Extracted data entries
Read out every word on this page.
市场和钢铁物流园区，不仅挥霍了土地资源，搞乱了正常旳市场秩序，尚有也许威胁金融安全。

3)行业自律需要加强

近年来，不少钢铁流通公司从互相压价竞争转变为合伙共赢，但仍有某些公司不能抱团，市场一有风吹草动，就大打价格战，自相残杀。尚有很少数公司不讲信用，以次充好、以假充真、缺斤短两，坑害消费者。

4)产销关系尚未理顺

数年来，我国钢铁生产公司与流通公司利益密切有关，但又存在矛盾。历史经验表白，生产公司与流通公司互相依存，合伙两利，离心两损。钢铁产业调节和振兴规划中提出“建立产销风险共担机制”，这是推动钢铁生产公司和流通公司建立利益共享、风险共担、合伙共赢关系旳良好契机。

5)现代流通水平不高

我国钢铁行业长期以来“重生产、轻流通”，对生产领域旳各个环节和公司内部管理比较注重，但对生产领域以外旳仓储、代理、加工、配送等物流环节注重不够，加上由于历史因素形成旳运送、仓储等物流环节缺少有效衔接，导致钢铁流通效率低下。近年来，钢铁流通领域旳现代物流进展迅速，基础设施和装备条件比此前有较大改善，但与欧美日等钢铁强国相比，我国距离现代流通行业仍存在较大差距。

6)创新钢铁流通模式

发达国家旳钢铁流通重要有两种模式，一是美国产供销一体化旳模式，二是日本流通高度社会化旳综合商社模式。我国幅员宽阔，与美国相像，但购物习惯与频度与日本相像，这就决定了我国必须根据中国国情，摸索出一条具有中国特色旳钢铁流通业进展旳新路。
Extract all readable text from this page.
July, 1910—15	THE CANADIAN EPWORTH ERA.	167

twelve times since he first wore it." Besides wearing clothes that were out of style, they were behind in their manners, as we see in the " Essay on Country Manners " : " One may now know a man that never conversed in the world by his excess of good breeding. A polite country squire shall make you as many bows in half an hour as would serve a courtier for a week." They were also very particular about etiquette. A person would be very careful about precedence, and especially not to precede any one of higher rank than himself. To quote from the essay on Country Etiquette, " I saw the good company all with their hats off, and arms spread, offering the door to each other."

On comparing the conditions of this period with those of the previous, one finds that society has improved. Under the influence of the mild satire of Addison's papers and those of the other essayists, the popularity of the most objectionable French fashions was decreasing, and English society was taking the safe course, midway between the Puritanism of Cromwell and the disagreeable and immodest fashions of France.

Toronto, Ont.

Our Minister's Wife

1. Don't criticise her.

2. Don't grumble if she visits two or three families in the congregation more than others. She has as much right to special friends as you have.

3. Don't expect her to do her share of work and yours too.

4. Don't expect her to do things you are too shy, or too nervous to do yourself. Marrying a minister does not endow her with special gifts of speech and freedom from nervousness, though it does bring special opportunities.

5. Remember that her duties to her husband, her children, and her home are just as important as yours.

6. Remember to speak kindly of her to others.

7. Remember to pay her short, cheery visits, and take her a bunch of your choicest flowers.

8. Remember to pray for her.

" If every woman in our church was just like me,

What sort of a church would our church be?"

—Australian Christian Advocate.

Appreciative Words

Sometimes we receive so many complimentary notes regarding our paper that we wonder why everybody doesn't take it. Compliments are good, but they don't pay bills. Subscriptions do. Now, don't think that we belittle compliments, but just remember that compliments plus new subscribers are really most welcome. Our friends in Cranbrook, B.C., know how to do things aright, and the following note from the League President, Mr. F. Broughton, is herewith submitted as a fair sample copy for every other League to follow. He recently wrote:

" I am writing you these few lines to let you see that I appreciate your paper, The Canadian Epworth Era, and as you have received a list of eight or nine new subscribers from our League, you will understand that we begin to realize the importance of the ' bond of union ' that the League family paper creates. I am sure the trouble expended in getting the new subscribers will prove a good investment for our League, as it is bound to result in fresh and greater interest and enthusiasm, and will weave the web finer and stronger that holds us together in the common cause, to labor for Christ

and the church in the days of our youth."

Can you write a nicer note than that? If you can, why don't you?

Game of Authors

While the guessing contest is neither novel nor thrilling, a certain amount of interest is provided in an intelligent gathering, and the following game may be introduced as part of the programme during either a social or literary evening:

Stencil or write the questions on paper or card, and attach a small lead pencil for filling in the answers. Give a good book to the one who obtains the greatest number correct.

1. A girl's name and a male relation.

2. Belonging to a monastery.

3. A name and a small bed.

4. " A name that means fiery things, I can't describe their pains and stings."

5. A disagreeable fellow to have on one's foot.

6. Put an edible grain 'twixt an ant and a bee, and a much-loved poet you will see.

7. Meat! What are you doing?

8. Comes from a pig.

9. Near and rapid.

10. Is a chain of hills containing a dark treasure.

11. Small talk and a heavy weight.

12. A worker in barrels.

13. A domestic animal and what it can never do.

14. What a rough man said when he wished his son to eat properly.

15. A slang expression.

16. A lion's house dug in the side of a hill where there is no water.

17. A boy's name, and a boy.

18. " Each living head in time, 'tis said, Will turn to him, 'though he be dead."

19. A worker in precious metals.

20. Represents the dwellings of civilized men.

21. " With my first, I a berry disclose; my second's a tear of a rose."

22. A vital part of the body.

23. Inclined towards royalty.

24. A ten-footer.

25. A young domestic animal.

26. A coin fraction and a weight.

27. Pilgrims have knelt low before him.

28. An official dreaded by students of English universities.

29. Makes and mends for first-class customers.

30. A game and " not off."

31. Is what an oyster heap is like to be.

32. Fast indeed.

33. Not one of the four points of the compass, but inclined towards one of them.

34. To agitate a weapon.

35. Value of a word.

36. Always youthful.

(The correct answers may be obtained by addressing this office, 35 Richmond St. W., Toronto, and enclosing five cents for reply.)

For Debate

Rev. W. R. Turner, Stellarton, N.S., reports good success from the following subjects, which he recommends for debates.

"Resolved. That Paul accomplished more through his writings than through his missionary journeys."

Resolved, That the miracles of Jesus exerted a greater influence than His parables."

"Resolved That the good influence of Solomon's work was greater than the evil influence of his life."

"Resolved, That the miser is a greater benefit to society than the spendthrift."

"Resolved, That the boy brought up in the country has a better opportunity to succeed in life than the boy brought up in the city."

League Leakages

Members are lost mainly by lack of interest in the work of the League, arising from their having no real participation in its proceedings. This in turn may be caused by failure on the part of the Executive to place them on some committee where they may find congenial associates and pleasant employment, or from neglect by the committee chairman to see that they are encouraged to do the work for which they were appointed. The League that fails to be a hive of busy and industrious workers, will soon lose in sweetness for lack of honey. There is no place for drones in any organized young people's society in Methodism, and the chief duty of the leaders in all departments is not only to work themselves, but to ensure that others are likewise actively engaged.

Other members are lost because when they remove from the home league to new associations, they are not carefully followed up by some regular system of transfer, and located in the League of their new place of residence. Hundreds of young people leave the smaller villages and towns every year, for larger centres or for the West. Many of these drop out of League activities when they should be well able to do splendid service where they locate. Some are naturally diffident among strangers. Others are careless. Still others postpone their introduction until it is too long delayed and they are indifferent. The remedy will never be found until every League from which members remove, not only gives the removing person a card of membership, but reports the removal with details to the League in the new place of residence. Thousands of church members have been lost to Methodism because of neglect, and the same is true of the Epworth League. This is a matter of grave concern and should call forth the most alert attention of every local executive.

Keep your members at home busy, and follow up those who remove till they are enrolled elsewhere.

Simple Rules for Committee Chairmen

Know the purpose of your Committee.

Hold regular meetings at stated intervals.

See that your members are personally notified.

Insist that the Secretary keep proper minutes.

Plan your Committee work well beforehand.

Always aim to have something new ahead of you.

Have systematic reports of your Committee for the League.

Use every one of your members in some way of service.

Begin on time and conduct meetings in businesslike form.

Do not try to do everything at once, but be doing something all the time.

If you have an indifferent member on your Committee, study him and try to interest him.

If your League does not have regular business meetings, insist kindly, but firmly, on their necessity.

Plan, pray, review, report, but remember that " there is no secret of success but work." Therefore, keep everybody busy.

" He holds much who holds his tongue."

_Brief_. Scan the records above for the string "meetings", then select every line that holds it.

_Full answer_.
Hold regular meetings at stated intervals.
Begin on time and conduct meetings in businesslike form.
If your League does not have regular business meetings, insist kindly, but firmly, on their necessity.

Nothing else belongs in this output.